Written request:
Extract the complete listing and repeat it word for word.

Dataset records
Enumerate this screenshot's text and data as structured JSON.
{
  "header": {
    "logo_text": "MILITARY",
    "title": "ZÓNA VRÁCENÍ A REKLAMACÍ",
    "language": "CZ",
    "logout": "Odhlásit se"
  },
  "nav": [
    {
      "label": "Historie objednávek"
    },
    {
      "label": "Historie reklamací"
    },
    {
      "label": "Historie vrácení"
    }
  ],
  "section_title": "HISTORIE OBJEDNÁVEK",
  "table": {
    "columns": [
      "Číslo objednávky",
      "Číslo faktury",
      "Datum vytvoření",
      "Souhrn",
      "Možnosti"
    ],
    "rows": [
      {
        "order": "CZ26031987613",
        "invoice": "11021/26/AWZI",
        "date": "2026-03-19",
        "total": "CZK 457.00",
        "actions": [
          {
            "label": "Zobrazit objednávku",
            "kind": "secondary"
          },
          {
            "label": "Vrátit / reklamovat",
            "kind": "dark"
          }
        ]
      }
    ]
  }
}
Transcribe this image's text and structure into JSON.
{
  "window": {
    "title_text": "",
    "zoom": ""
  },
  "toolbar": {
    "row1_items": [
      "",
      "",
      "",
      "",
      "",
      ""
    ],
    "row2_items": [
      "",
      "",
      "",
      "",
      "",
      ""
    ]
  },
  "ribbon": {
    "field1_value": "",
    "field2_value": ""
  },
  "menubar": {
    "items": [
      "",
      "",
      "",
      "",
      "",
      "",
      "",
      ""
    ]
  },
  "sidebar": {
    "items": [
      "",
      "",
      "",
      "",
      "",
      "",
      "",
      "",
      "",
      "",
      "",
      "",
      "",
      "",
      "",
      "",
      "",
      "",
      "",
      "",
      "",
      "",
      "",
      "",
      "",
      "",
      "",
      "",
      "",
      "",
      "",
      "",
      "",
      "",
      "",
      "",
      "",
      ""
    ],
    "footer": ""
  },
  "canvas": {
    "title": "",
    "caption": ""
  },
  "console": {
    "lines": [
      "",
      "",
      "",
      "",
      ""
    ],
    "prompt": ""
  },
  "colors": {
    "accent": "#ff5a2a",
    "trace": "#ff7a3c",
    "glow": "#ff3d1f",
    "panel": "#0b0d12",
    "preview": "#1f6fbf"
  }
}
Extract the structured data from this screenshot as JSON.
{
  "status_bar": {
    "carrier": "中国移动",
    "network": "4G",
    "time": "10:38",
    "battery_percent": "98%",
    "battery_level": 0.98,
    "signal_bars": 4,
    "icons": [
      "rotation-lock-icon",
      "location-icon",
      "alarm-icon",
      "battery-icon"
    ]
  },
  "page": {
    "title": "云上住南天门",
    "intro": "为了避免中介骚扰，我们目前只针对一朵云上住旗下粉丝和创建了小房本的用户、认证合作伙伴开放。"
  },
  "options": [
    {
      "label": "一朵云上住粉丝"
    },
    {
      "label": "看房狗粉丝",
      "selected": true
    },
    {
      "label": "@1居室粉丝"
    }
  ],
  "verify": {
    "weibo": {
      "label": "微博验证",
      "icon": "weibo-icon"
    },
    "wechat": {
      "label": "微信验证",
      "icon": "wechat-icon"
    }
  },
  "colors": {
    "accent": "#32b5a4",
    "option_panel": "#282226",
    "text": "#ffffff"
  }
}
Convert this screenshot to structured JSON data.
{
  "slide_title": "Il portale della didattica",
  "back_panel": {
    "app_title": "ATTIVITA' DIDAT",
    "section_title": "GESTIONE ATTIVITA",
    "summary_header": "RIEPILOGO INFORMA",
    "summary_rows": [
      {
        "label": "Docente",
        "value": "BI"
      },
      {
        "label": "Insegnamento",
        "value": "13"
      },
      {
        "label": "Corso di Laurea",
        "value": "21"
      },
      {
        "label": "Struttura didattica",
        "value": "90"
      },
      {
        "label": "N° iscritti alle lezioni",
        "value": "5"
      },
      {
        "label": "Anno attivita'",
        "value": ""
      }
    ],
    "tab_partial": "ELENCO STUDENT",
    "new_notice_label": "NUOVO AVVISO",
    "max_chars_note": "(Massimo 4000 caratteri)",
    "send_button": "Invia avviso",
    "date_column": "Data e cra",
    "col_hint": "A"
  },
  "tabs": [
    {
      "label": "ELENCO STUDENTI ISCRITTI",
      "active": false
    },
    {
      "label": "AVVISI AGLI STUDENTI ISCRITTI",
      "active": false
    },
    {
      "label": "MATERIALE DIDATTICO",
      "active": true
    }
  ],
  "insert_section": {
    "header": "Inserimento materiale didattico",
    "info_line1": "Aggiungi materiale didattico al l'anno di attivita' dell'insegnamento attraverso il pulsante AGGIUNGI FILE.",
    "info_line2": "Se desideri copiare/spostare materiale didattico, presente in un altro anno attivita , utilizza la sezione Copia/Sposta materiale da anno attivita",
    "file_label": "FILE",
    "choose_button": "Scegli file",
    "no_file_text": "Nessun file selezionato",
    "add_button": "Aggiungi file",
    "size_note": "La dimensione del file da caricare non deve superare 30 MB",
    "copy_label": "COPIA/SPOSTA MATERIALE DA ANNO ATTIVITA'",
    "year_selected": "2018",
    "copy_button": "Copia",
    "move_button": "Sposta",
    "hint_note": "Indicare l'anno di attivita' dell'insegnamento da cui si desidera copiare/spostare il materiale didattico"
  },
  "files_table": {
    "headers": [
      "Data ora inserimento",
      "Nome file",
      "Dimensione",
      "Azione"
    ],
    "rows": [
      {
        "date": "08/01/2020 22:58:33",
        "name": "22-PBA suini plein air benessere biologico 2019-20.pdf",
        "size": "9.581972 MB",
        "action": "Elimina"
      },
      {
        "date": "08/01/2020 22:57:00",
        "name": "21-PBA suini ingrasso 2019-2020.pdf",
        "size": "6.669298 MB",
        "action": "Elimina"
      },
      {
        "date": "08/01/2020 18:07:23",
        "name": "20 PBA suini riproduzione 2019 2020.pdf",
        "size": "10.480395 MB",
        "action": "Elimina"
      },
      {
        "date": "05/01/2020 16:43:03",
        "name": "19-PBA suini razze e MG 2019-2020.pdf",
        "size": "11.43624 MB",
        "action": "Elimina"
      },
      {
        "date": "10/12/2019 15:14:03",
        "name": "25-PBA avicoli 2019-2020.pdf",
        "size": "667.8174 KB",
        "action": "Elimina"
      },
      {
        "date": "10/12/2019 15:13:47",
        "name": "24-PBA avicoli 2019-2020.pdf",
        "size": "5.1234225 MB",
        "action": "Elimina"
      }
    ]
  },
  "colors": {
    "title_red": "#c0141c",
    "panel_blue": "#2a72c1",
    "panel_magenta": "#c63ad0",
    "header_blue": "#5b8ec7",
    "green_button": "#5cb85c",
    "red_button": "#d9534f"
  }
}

Task answer:
Enumerate this screenshot's text and data as structured JSON.
{
  "header": {
    "logo_text": "MILITARY",
    "title": "ZÓNA VRÁCENÍ A REKLAMACÍ",
    "language": "CZ",
    "logout": "Odhlásit se"
  },
  "nav": [
    {
      "label": "Historie objednávek"
    },
    {
      "label": "Historie reklamací"
    },
    {
      "label": "Historie vrácení"
    }
  ],
  "section_title": "HISTORIE OBJEDNÁVEK",
  "table": {
    "columns": [
      "Číslo objednávky",
      "Číslo faktury",
      "Datum vytvoření",
      "Souhrn",
      "Možnosti"
    ],
    "rows": [
      {
        "order": "CZ26031987613",
        "invoice": "11021/26/AWZI",
        "date": "2026-03-19",
        "total": "CZK 457.00",
        "actions": [
          {
            "label": "Zobrazit objednávku",
            "kind": "secondary"
          },
          {
            "label": "Vrátit / reklamovat",
            "kind": "dark"
          }
        ]
      }
    ]
  }
}
Transcribe this image's text and structure into JSON.
{
  "window": {
    "title_text": "",
    "zoom": ""
  },
  "toolbar": {
    "row1_items": [
      "",
      "",
      "",
      "",
      "",
      ""
    ],
    "row2_items": [
      "",
      "",
      "",
      "",
      "",
      ""
    ]
  },
  "ribbon": {
    "field1_value": "",
    "field2_value": ""
  },
  "menubar": {
    "items": [
      "",
      "",
      "",
      "",
      "",
      "",
      "",
      ""
    ]
  },
  "sidebar": {
    "items": [
      "",
      "",
      "",
      "",
      "",
      "",
      "",
      "",
      "",
      "",
      "",
      "",
      "",
      "",
      "",
      "",
      "",
      "",
      "",
      "",
      "",
      "",
      "",
      "",
      "",
      "",
      "",
      "",
      "",
      "",
      "",
      "",
      "",
      "",
      "",
      "",
      "",
      ""
    ],
    "footer": ""
  },
  "canvas": {
    "title": "",
    "caption": ""
  },
  "console": {
    "lines": [
      "",
      "",
      "",
      "",
      ""
    ],
    "prompt": ""
  },
  "colors": {
    "accent": "#ff5a2a",
    "trace": "#ff7a3c",
    "glow": "#ff3d1f",
    "panel": "#0b0d12",
    "preview": "#1f6fbf"
  }
}
Extract the structured data from this screenshot as JSON.
{
  "status_bar": {
    "carrier": "中国移动",
    "network": "4G",
    "time": "10:38",
    "battery_percent": "98%",
    "battery_level": 0.98,
    "signal_bars": 4,
    "icons": [
      "rotation-lock-icon",
      "location-icon",
      "alarm-icon",
      "battery-icon"
    ]
  },
  "page": {
    "title": "云上住南天门",
    "intro": "为了避免中介骚扰，我们目前只针对一朵云上住旗下粉丝和创建了小房本的用户、认证合作伙伴开放。"
  },
  "options": [
    {
      "label": "一朵云上住粉丝"
    },
    {
      "label": "看房狗粉丝",
      "selected": true
    },
    {
      "label": "@1居室粉丝"
    }
  ],
  "verify": {
    "weibo": {
      "label": "微博验证",
      "icon": "weibo-icon"
    },
    "wechat": {
      "label": "微信验证",
      "icon": "wechat-icon"
    }
  },
  "colors": {
    "accent": "#32b5a4",
    "option_panel": "#282226",
    "text": "#ffffff"
  }
}
Convert this screenshot to structured JSON data.
{
  "slide_title": "Il portale della didattica",
  "back_panel": {
    "app_title": "ATTIVITA' DIDAT",
    "section_title": "GESTIONE ATTIVITA",
    "summary_header": "RIEPILOGO INFORMA",
    "summary_rows": [
      {
        "label": "Docente",
        "value": "BI"
      },
      {
        "label": "Insegnamento",
        "value": "13"
      },
      {
        "label": "Corso di Laurea",
        "value": "21"
      },
      {
        "label": "Struttura didattica",
        "value": "90"
      },
      {
        "label": "N° iscritti alle lezioni",
        "value": "5"
      },
      {
        "label": "Anno attivita'",
        "value": ""
      }
    ],
    "tab_partial": "ELENCO STUDENT",
    "new_notice_label": "NUOVO AVVISO",
    "max_chars_note": "(Massimo 4000 caratteri)",
    "send_button": "Invia avviso",
    "date_column": "Data e cra",
    "col_hint": "A"
  },
  "tabs": [
    {
      "label": "ELENCO STUDENTI ISCRITTI",
      "active": false
    },
    {
      "label": "AVVISI AGLI STUDENTI ISCRITTI",
      "active": false
    },
    {
      "label": "MATERIALE DIDATTICO",
      "active": true
    }
  ],
  "insert_section": {
    "header": "Inserimento materiale didattico",
    "info_line1": "Aggiungi materiale didattico al l'anno di attivita' dell'insegnamento attraverso il pulsante AGGIUNGI FILE.",
    "info_line2": "Se desideri copiare/spostare materiale didattico, presente in un altro anno attivita , utilizza la sezione Copia/Sposta materiale da anno attivita",
    "file_label": "FILE",
    "choose_button": "Scegli file",
    "no_file_text": "Nessun file selezionato",
    "add_button": "Aggiungi file",
    "size_note": "La dimensione del file da caricare non deve superare 30 MB",
    "copy_label": "COPIA/SPOSTA MATERIALE DA ANNO ATTIVITA'",
    "year_selected": "2018",
    "copy_button": "Copia",
    "move_button": "Sposta",
    "hint_note": "Indicare l'anno di attivita' dell'insegnamento da cui si desidera copiare/spostare il materiale didattico"
  },
  "files_table": {
    "headers": [
      "Data ora inserimento",
      "Nome file",
      "Dimensione",
      "Azione"
    ],
    "rows": [
      {
        "date": "08/01/2020 22:58:33",
        "name": "22-PBA suini plein air benessere biologico 2019-20.pdf",
        "size": "9.581972 MB",
        "action": "Elimina"
      },
      {
        "date": "08/01/2020 22:57:00",
        "name": "21-PBA suini ingrasso 2019-2020.pdf",
        "size": "6.669298 MB",
        "action": "Elimina"
      },
      {
        "date": "08/01/2020 18:07:23",
        "name": "20 PBA suini riproduzione 2019 2020.pdf",
        "size": "10.480395 MB",
        "action": "Elimina"
      },
      {
        "date": "05/01/2020 16:43:03",
        "name": "19-PBA suini razze e MG 2019-2020.pdf",
        "size": "11.43624 MB",
        "action": "Elimina"
      },
      {
        "date": "10/12/2019 15:14:03",
        "name": "25-PBA avicoli 2019-2020.pdf",
        "size": "667.8174 KB",
        "action": "Elimina"
      },
      {
        "date": "10/12/2019 15:13:47",
        "name": "24-PBA avicoli 2019-2020.pdf",
        "size": "5.1234225 MB",
        "action": "Elimina"
      }
    ]
  },
  "colors": {
    "title_red": "#c0141c",
    "panel_blue": "#2a72c1",
    "panel_magenta": "#c63ad0",
    "header_blue": "#5b8ec7",
    "green_button": "#5cb85c",
    "red_button": "#d9534f"
  }
}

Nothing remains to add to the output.